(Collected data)
+ + + + +

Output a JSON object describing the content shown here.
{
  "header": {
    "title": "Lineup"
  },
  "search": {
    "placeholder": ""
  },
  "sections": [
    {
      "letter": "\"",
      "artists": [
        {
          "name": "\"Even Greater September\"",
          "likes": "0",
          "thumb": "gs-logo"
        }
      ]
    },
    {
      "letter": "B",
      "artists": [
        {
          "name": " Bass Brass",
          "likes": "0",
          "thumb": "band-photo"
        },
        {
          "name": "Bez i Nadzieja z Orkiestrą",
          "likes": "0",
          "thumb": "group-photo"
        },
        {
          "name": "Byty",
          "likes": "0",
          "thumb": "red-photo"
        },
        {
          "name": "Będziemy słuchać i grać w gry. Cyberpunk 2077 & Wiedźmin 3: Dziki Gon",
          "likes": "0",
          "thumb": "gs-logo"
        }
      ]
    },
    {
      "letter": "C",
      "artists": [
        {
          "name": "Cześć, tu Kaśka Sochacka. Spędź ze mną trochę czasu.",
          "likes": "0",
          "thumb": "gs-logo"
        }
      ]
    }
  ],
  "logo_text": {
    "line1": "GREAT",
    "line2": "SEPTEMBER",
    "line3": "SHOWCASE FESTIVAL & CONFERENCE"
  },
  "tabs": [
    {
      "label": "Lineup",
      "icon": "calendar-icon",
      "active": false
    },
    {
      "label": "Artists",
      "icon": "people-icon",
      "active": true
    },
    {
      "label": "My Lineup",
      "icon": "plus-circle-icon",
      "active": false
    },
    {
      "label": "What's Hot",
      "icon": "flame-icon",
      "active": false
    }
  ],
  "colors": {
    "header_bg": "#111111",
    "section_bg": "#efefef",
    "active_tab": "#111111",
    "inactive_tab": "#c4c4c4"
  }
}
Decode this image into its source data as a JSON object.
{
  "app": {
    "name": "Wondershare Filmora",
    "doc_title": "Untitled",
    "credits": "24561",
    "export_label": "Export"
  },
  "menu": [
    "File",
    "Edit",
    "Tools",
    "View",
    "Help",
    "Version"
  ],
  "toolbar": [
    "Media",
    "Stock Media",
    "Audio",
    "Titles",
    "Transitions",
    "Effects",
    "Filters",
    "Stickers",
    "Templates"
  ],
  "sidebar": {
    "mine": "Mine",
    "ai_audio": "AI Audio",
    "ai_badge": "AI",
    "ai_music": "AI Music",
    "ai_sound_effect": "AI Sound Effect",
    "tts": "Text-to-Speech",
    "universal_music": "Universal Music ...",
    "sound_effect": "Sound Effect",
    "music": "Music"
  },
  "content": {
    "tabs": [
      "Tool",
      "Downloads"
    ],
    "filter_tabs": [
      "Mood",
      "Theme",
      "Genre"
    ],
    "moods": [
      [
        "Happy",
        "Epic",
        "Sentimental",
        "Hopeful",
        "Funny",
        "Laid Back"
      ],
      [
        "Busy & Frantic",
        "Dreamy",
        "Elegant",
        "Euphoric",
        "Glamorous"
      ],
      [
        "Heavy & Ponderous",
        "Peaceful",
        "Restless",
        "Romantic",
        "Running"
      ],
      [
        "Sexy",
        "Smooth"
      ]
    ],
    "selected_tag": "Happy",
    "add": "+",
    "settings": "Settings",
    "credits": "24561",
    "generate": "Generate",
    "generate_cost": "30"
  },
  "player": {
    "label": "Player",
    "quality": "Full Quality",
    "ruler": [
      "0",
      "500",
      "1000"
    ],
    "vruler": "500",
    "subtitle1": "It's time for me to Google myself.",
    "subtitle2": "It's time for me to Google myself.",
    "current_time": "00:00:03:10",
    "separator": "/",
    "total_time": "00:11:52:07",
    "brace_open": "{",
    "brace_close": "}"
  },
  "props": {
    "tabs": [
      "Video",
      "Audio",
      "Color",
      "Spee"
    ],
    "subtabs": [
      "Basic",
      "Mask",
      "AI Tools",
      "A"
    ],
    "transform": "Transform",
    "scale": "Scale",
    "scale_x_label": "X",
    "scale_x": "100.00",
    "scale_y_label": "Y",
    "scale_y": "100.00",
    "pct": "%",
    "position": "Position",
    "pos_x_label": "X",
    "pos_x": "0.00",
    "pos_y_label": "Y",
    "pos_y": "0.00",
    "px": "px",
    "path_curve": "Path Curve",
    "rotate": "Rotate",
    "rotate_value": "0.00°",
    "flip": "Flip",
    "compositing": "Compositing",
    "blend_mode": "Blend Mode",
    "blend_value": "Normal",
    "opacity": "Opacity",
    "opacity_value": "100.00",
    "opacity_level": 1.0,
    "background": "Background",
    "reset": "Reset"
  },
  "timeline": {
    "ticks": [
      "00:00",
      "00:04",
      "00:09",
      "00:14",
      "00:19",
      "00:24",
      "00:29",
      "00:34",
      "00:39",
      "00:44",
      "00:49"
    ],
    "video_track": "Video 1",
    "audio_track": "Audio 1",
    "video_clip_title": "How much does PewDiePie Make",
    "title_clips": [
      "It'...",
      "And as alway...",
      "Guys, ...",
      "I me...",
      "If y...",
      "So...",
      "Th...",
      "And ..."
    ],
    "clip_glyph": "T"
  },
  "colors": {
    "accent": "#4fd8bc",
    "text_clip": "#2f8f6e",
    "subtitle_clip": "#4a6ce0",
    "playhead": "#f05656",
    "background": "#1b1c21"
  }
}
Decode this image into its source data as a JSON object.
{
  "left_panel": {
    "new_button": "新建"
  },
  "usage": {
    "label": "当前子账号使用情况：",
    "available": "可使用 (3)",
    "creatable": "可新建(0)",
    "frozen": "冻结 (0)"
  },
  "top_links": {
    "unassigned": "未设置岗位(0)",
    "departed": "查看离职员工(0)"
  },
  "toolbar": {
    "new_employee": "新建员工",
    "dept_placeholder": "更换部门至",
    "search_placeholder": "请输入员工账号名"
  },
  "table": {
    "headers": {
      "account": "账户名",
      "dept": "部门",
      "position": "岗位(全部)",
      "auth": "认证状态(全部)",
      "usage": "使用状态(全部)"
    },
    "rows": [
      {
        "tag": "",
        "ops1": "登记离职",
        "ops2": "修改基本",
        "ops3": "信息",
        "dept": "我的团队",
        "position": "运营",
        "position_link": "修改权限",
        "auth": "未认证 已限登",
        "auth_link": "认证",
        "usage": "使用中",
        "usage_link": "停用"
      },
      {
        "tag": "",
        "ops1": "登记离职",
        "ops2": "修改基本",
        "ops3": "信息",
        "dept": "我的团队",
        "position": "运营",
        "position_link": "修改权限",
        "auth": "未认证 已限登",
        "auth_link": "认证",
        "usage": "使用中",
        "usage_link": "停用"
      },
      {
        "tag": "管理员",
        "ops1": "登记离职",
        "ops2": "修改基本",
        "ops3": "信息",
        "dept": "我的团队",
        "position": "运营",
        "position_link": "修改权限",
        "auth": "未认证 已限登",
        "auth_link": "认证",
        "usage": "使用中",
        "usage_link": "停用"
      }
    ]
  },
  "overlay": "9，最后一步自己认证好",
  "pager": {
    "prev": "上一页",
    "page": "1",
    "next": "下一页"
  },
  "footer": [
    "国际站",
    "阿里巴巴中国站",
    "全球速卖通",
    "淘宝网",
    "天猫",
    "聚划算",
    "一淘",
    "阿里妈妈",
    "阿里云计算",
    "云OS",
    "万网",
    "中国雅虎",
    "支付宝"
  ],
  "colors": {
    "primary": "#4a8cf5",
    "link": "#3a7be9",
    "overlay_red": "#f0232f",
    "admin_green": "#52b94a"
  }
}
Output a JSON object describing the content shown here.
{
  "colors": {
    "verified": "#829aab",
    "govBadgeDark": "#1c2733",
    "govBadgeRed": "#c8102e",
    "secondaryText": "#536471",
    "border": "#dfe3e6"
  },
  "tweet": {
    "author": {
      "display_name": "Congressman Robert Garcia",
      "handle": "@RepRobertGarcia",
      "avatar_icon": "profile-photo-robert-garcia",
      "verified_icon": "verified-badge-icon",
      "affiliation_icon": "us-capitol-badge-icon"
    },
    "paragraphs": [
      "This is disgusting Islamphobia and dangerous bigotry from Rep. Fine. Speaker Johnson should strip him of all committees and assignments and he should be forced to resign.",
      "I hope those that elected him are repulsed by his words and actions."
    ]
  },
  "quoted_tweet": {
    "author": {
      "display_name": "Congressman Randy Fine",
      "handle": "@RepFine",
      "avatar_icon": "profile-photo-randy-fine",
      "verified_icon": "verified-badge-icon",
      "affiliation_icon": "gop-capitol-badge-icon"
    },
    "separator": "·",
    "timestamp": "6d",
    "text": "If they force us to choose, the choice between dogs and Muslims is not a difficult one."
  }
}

+ + + + +

WHAT THIS TASK INVOLVES: Copy whichever lines in the listing above contain the word "profile".

RESPONSE:
      "avatar_icon": "profile-photo-robert-garcia",
      "avatar_icon": "profile-photo-randy-fine",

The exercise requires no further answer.